» **Written problem**
What is the number of lines containing the word "formazione"? Please answer with that number and nothing more.

**** Source records

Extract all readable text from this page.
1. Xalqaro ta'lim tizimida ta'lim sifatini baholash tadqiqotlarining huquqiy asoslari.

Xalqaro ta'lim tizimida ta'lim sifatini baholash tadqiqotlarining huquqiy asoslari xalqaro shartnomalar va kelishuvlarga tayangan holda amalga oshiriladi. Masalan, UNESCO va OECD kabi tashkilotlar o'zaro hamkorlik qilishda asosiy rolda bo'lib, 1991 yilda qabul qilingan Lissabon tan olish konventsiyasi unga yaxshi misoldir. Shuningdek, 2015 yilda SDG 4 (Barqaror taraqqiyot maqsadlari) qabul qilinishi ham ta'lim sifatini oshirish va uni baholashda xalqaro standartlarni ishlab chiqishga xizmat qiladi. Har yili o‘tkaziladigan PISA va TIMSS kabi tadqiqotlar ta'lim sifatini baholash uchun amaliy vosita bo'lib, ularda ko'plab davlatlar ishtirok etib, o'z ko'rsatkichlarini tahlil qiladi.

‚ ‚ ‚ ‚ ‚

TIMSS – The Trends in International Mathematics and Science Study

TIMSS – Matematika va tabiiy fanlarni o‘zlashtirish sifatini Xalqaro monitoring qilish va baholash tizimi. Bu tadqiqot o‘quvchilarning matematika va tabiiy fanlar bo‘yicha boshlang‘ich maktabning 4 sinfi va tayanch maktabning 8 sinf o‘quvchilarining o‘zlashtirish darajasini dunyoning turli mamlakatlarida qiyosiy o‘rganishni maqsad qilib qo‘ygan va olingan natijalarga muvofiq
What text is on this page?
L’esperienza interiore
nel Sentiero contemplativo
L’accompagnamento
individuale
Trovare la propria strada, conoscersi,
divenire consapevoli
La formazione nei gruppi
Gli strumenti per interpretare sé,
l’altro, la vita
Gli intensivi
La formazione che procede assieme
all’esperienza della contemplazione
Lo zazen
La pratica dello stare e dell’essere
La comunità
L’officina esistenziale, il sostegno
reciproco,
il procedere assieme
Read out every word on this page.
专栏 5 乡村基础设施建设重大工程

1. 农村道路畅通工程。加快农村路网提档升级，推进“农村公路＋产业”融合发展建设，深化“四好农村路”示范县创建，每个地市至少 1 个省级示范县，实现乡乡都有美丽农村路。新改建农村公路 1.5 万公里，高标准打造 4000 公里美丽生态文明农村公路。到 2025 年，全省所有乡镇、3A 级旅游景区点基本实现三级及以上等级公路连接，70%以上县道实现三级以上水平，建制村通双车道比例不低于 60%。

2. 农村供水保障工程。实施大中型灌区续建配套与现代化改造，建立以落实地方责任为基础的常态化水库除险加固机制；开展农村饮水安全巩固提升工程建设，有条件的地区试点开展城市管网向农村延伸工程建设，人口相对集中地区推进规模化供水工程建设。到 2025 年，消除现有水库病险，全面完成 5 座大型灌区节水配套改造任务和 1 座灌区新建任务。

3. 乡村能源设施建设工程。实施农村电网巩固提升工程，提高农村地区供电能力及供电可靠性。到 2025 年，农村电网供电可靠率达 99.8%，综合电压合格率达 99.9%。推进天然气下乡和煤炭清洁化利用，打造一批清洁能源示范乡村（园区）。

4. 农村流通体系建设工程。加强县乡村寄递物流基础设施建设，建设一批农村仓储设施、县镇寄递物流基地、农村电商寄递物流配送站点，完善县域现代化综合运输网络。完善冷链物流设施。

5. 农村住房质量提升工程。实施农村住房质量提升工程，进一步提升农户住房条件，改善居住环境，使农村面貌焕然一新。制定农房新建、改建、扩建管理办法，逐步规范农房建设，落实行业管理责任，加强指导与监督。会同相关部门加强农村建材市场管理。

********

» **Answer to the problem**
2